## RECORDED DATA
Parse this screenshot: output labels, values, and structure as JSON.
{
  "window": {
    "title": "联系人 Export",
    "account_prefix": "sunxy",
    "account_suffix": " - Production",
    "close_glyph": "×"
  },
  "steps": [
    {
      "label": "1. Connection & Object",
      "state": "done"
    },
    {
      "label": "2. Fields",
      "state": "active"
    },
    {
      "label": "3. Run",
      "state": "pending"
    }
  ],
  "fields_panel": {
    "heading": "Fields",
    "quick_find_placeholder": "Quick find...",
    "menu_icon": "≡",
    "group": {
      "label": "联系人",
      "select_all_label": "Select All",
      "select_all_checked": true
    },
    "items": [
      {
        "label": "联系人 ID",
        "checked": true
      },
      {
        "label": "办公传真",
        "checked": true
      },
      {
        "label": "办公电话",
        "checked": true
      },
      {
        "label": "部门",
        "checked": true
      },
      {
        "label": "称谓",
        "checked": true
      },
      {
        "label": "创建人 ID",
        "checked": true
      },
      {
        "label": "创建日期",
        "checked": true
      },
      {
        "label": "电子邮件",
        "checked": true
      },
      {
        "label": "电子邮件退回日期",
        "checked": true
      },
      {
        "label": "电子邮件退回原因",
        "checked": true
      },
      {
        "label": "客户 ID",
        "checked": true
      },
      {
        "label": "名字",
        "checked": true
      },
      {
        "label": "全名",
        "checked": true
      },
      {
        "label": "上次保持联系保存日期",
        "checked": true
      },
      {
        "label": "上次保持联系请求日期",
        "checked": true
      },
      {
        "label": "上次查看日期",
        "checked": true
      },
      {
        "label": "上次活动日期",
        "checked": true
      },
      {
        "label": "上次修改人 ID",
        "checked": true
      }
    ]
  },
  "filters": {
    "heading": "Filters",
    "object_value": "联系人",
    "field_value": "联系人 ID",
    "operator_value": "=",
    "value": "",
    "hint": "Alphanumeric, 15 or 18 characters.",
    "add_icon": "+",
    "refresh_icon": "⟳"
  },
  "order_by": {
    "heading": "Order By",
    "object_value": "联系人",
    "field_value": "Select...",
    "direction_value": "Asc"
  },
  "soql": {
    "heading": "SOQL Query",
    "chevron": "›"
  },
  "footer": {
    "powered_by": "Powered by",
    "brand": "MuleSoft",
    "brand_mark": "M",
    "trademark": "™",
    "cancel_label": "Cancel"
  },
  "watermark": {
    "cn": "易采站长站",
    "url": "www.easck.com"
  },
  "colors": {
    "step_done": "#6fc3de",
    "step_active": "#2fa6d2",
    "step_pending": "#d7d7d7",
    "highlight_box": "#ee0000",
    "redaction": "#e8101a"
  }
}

## TASK TO COMPLETE
Reproduce the entries above in full by retyping them exactly.

## PROBLEM SOLUTION
Parse this screenshot: output labels, values, and structure as JSON.
{
  "window": {
    "title": "联系人 Export",
    "account_prefix": "sunxy",
    "account_suffix": " - Production",
    "close_glyph": "×"
  },
  "steps": [
    {
      "label": "1. Connection & Object",
      "state": "done"
    },
    {
      "label": "2. Fields",
      "state": "active"
    },
    {
      "label": "3. Run",
      "state": "pending"
    }
  ],
  "fields_panel": {
    "heading": "Fields",
    "quick_find_placeholder": "Quick find...",
    "menu_icon": "≡",
    "group": {
      "label": "联系人",
      "select_all_label": "Select All",
      "select_all_checked": true
    },
    "items": [
      {
        "label": "联系人 ID",
        "checked": true
      },
      {
        "label": "办公传真",
        "checked": true
      },
      {
        "label": "办公电话",
        "checked": true
      },
      {
        "label": "部门",
        "checked": true
      },
      {
        "label": "称谓",
        "checked": true
      },
      {
        "label": "创建人 ID",
        "checked": true
      },
      {
        "label": "创建日期",
        "checked": true
      },
      {
        "label": "电子邮件",
        "checked": true
      },
      {
        "label": "电子邮件退回日期",
        "checked": true
      },
      {
        "label": "电子邮件退回原因",
        "checked": true
      },
      {
        "label": "客户 ID",
        "checked": true
      },
      {
        "label": "名字",
        "checked": true
      },
      {
        "label": "全名",
        "checked": true
      },
      {
        "label": "上次保持联系保存日期",
        "checked": true
      },
      {
        "label": "上次保持联系请求日期",
        "checked": true
      },
      {
        "label": "上次查看日期",
        "checked": true
      },
      {
        "label": "上次活动日期",
        "checked": true
      },
      {
        "label": "上次修改人 ID",
        "checked": true
      }
    ]
  },
  "filters": {
    "heading": "Filters",
    "object_value": "联系人",
    "field_value": "联系人 ID",
    "operator_value": "=",
    "value": "",
    "hint": "Alphanumeric, 15 or 18 characters.",
    "add_icon": "+",
    "refresh_icon": "⟳"
  },
  "order_by": {
    "heading": "Order By",
    "object_value": "联系人",
    "field_value": "Select...",
    "direction_value": "Asc"
  },
  "soql": {
    "heading": "SOQL Query",
    "chevron": "›"
  },
  "footer": {
    "powered_by": "Powered by",
    "brand": "MuleSoft",
    "brand_mark": "M",
    "trademark": "™",
    "cancel_label": "Cancel"
  },
  "watermark": {
    "cn": "易采站长站",
    "url": "www.easck.com"
  },
  "colors": {
    "step_done": "#6fc3de",
    "step_active": "#2fa6d2",
    "step_pending": "#d7d7d7",
    "highlight_box": "#ee0000",
    "redaction": "#e8101a"
  }
}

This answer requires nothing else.